The request:
Every entry must be copied word for word.

Task input:
-- start --
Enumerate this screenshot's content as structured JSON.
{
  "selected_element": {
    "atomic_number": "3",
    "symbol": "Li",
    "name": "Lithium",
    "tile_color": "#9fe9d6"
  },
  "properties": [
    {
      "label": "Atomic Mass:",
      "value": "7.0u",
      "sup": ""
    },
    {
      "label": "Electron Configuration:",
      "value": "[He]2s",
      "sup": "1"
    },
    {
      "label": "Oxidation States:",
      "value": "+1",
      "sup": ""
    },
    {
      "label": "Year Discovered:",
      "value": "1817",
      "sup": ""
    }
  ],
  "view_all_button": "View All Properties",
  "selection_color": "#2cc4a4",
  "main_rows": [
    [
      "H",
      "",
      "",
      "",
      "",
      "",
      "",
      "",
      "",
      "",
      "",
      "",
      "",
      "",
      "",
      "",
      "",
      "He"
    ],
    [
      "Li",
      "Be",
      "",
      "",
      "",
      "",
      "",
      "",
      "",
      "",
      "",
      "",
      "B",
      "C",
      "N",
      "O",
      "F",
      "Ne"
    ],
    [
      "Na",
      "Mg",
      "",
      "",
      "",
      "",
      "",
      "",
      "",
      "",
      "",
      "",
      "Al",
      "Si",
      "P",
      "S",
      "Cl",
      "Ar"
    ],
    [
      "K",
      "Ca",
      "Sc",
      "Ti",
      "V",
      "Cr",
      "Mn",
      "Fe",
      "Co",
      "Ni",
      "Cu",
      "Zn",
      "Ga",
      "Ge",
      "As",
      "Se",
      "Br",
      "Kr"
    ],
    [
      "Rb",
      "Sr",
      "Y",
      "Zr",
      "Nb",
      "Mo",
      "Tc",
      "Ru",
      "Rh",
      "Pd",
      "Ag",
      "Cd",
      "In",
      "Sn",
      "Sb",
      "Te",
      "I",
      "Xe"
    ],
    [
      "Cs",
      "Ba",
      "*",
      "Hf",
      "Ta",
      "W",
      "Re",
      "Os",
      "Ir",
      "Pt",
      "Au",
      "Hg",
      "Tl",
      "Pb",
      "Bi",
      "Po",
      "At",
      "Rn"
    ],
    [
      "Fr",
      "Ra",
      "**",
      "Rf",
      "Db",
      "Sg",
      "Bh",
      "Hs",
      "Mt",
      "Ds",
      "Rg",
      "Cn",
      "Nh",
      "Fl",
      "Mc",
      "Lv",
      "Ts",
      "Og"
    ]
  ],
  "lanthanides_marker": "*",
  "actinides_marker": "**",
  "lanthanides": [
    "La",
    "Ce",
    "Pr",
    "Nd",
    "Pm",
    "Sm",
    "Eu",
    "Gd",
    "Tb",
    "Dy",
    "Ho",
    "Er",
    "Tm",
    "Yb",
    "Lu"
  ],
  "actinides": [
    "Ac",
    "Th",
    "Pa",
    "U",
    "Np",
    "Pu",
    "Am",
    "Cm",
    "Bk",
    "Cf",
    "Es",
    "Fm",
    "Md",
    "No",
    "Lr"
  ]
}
-- end --
Task result:
Enumerate this screenshot's content as structured JSON.
{
  "selected_element": {
    "atomic_number": "3",
    "symbol": "Li",
    "name": "Lithium",
    "tile_color": "#9fe9d6"
  },
  "properties": [
    {
      "label": "Atomic Mass:",
      "value": "7.0u",
      "sup": ""
    },
    {
      "label": "Electron Configuration:",
      "value": "[He]2s",
      "sup": "1"
    },
    {
      "label": "Oxidation States:",
      "value": "+1",
      "sup": ""
    },
    {
      "label": "Year Discovered:",
      "value": "1817",
      "sup": ""
    }
  ],
  "view_all_button": "View All Properties",
  "selection_color": "#2cc4a4",
  "main_rows": [
    [
      "H",
      "",
      "",
      "",
      "",
      "",
      "",
      "",
      "",
      "",
      "",
      "",
      "",
      "",
      "",
      "",
      "",
      "He"
    ],
    [
      "Li",
      "Be",
      "",
      "",
      "",
      "",
      "",
      "",
      "",
      "",
      "",
      "",
      "B",
      "C",
      "N",
      "O",
      "F",
      "Ne"
    ],
    [
      "Na",
      "Mg",
      "",
      "",
      "",
      "",
      "",
      "",
      "",
      "",
      "",
      "",
      "Al",
      "Si",
      "P",
      "S",
      "Cl",
      "Ar"
    ],
    [
      "K",
      "Ca",
      "Sc",
      "Ti",
      "V",
      "Cr",
      "Mn",
      "Fe",
      "Co",
      "Ni",
      "Cu",
      "Zn",
      "Ga",
      "Ge",
      "As",
      "Se",
      "Br",
      "Kr"
    ],
    [
      "Rb",
      "Sr",
      "Y",
      "Zr",
      "Nb",
      "Mo",
      "Tc",
      "Ru",
      "Rh",
      "Pd",
      "Ag",
      "Cd",
      "In",
      "Sn",
      "Sb",
      "Te",
      "I",
      "Xe"
    ],
    [
      "Cs",
      "Ba",
      "*",
      "Hf",
      "Ta",
      "W",
      "Re",
      "Os",
      "Ir",
      "Pt",
      "Au",
      "Hg",
      "Tl",
      "Pb",
      "Bi",
      "Po",
      "At",
      "Rn"
    ],
    [
      "Fr",
      "Ra",
      "**",
      "Rf",
      "Db",
      "Sg",
      "Bh",
      "Hs",
      "Mt",
      "Ds",
      "Rg",
      "Cn",
      "Nh",
      "Fl",
      "Mc",
      "Lv",
      "Ts",
      "Og"
    ]
  ],
  "lanthanides_marker": "*",
  "actinides_marker": "**",
  "lanthanides": [
    "La",
    "Ce",
    "Pr",
    "Nd",
    "Pm",
    "Sm",
    "Eu",
    "Gd",
    "Tb",
    "Dy",
    "Ho",
    "Er",
    "Tm",
    "Yb",
    "Lu"
  ],
  "actinides": [
    "Ac",
    "Th",
    "Pa",
    "U",
    "Np",
    "Pu",
    "Am",
    "Cm",
    "Bk",
    "Cf",
    "Es",
    "Fm",
    "Md",
    "No",
    "Lr"
  ]
}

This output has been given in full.